> Directions for this task
Extract the complete listing and output it unchanged.

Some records
──────────

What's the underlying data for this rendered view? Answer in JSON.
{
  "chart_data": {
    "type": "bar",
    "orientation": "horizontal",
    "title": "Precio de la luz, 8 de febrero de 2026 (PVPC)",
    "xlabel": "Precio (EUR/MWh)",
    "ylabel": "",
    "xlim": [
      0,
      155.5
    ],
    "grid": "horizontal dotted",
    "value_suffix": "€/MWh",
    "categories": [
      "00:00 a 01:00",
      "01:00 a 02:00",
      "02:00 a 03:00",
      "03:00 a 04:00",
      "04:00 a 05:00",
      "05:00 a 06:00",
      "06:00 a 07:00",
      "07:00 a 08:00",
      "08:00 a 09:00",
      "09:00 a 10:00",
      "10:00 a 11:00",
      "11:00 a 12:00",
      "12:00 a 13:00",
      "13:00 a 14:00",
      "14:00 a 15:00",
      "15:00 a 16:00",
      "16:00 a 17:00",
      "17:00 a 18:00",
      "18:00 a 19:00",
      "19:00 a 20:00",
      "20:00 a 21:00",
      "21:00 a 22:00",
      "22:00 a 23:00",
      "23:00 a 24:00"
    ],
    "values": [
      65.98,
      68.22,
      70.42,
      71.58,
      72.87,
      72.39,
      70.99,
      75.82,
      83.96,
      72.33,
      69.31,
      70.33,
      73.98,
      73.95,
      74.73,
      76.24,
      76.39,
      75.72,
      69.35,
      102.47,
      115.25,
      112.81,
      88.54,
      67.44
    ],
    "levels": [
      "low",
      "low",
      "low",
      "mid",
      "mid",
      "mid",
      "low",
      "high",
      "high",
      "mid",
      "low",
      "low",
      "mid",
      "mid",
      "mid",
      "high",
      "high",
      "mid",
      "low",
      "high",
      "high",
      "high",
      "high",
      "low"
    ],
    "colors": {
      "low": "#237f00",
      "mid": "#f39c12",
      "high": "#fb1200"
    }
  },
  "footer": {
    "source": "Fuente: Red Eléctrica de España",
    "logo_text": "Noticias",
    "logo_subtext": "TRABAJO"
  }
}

──────────

> Result
What's the underlying data for this rendered view? Answer in JSON.
{
  "chart_data": {
    "type": "bar",
    "orientation": "horizontal",
    "title": "Precio de la luz, 8 de febrero de 2026 (PVPC)",
    "xlabel": "Precio (EUR/MWh)",
    "ylabel": "",
    "xlim": [
      0,
      155.5
    ],
    "grid": "horizontal dotted",
    "value_suffix": "€/MWh",
    "categories": [
      "00:00 a 01:00",
      "01:00 a 02:00",
      "02:00 a 03:00",
      "03:00 a 04:00",
      "04:00 a 05:00",
      "05:00 a 06:00",
      "06:00 a 07:00",
      "07:00 a 08:00",
      "08:00 a 09:00",
      "09:00 a 10:00",
      "10:00 a 11:00",
      "11:00 a 12:00",
      "12:00 a 13:00",
      "13:00 a 14:00",
      "14:00 a 15:00",
      "15:00 a 16:00",
      "16:00 a 17:00",
      "17:00 a 18:00",
      "18:00 a 19:00",
      "19:00 a 20:00",
      "20:00 a 21:00",
      "21:00 a 22:00",
      "22:00 a 23:00",
      "23:00 a 24:00"
    ],
    "values": [
      65.98,
      68.22,
      70.42,
      71.58,
      72.87,
      72.39,
      70.99,
      75.82,
      83.96,
      72.33,
      69.31,
      70.33,
      73.98,
      73.95,
      74.73,
      76.24,
      76.39,
      75.72,
      69.35,
      102.47,
      115.25,
      112.81,
      88.54,
      67.44
    ],
    "levels": [
      "low",
      "low",
      "low",
      "mid",
      "mid",
      "mid",
      "low",
      "high",
      "high",
      "mid",
      "low",
      "low",
      "mid",
      "mid",
      "mid",
      "high",
      "high",
      "mid",
      "low",
      "high",
      "high",
      "high",
      "high",
      "low"
    ],
    "colors": {
      "low": "#237f00",
      "mid": "#f39c12",
      "high": "#fb1200"
    }
  },
  "footer": {
    "source": "Fuente: Red Eléctrica de España",
    "logo_text": "Noticias",
    "logo_subtext": "TRABAJO"
  }
}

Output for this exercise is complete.